◆ WRITTEN TASK ◆
Copy each line below in which the string "YHTEENSÄ" occurs.

◆ Entries with figure data ◆
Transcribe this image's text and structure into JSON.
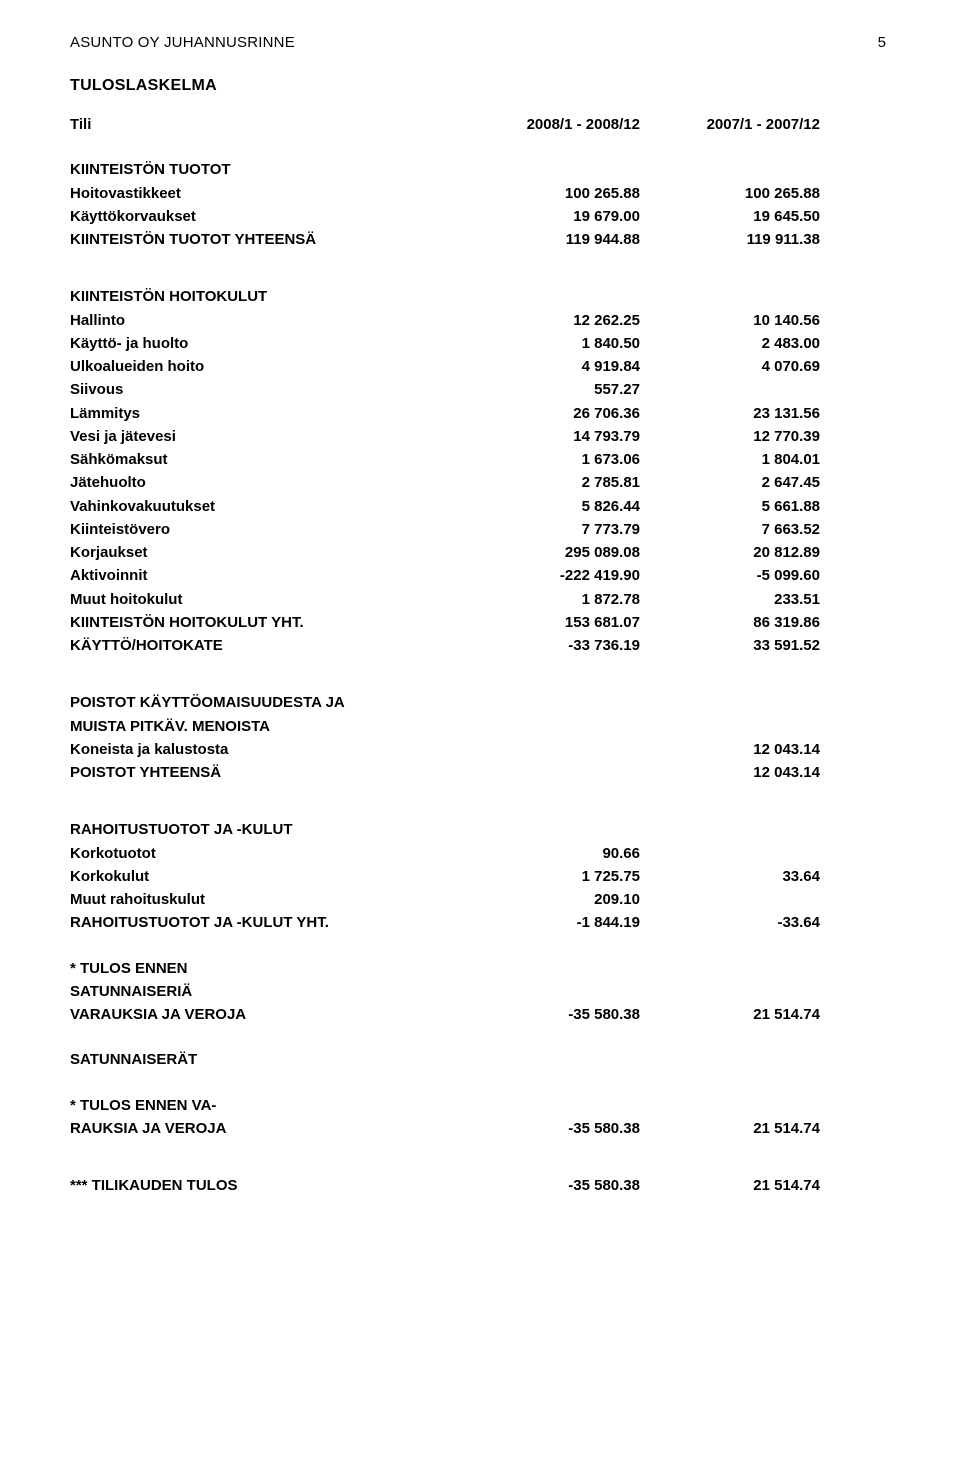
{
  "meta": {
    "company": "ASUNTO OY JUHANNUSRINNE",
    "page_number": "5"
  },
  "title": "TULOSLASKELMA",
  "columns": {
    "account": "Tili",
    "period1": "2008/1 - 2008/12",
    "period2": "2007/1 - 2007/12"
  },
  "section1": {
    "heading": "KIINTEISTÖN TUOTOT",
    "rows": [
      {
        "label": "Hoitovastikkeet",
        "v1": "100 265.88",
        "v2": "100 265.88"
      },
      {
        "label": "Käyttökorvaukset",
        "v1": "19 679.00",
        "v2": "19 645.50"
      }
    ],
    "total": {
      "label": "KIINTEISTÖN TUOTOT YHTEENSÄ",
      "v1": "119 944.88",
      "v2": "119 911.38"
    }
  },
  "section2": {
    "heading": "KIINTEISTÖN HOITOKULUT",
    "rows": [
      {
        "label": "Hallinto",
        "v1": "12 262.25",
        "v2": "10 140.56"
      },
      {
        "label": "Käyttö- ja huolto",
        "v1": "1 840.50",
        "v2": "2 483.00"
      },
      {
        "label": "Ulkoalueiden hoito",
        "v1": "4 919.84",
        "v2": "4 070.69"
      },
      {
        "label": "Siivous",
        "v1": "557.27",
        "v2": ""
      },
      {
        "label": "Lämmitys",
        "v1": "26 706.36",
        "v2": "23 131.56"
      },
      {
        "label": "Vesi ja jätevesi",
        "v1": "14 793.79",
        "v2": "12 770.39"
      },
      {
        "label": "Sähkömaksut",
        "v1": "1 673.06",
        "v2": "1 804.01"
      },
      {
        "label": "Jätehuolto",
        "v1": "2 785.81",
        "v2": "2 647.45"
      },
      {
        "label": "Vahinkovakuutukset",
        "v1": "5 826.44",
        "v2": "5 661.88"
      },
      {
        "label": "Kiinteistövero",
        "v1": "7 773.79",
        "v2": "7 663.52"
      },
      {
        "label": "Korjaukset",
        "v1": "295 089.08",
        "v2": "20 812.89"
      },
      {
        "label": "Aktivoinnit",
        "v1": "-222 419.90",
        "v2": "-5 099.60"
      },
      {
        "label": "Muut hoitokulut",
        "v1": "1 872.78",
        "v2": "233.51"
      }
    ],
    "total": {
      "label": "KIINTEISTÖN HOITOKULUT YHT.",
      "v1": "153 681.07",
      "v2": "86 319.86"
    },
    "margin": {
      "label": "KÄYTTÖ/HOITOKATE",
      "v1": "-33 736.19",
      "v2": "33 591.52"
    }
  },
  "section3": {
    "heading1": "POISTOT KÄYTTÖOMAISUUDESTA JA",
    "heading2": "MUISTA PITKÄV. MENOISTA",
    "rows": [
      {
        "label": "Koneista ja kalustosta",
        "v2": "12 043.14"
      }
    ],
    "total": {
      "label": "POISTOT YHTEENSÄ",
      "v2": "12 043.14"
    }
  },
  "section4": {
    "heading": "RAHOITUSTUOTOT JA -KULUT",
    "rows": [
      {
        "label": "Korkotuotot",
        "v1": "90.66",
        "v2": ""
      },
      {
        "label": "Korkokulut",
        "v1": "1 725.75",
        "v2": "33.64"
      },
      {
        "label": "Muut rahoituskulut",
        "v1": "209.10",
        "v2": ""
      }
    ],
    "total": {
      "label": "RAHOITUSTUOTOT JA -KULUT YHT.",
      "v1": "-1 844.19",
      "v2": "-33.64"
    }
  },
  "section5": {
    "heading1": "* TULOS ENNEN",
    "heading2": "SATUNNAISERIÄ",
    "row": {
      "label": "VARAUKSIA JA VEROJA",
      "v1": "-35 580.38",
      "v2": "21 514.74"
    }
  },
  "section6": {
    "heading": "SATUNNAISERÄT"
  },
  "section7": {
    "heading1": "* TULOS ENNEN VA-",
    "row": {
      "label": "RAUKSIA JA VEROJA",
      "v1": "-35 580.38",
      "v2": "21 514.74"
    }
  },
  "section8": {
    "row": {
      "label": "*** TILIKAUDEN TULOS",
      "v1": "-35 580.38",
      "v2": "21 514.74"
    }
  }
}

--

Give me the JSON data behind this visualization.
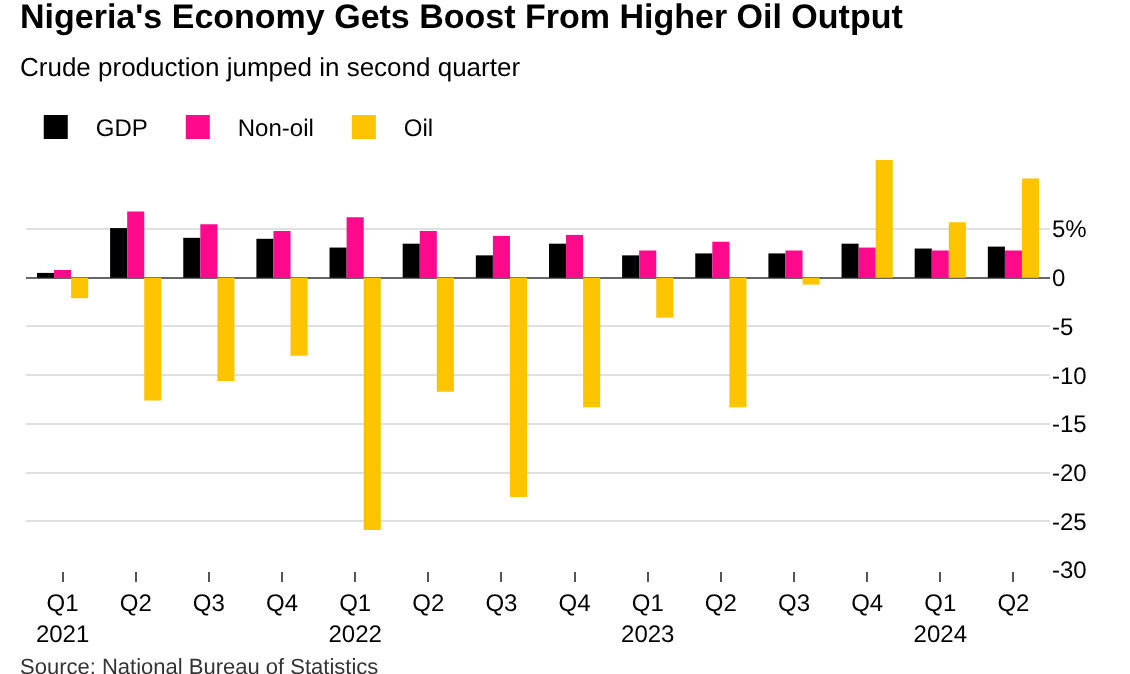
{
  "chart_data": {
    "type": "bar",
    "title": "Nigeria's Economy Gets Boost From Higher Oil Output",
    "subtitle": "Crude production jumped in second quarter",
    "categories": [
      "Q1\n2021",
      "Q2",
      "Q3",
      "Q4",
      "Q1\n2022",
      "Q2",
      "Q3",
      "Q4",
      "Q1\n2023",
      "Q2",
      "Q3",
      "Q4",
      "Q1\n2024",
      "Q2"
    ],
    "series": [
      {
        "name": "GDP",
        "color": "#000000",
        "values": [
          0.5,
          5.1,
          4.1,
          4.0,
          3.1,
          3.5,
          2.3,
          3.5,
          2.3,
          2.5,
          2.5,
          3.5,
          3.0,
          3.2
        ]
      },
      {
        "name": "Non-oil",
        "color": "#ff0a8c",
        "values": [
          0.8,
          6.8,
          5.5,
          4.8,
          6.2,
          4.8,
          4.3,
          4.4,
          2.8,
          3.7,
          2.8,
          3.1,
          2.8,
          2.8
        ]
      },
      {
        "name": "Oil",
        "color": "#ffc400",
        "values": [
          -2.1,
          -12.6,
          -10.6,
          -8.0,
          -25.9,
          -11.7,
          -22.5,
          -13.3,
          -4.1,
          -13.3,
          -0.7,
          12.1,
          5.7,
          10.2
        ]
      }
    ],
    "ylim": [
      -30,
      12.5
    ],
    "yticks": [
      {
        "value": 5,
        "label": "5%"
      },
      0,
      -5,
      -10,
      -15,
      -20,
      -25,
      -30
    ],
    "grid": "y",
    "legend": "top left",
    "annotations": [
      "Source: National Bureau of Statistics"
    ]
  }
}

--

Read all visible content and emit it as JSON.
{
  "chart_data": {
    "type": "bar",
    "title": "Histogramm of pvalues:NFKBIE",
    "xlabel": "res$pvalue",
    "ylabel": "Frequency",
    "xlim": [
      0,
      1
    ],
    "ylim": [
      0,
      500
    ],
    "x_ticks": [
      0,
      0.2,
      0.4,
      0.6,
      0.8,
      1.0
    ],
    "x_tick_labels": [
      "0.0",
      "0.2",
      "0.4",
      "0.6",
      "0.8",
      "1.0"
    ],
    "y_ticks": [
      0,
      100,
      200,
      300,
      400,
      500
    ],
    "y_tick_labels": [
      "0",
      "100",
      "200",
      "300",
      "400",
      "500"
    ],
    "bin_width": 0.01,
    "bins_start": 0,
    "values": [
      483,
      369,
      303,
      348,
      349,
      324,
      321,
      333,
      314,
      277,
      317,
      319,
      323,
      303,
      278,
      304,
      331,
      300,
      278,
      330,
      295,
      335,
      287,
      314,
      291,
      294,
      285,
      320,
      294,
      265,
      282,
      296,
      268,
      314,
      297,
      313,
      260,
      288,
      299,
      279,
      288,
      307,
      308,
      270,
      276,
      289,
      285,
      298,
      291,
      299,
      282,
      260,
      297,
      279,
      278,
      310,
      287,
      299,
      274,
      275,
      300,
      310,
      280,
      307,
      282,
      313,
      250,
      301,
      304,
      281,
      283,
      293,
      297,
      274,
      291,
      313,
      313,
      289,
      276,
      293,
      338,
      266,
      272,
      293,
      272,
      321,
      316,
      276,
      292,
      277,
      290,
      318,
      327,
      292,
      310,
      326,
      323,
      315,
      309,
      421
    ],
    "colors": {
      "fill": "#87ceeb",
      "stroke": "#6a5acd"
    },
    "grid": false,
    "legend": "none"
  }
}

◆ WRITTEN RESPONSE ◆
      "label": "KIINTEISTÖN TUOTOT YHTEENSÄ",
      "label": "POISTOT YHTEENSÄ",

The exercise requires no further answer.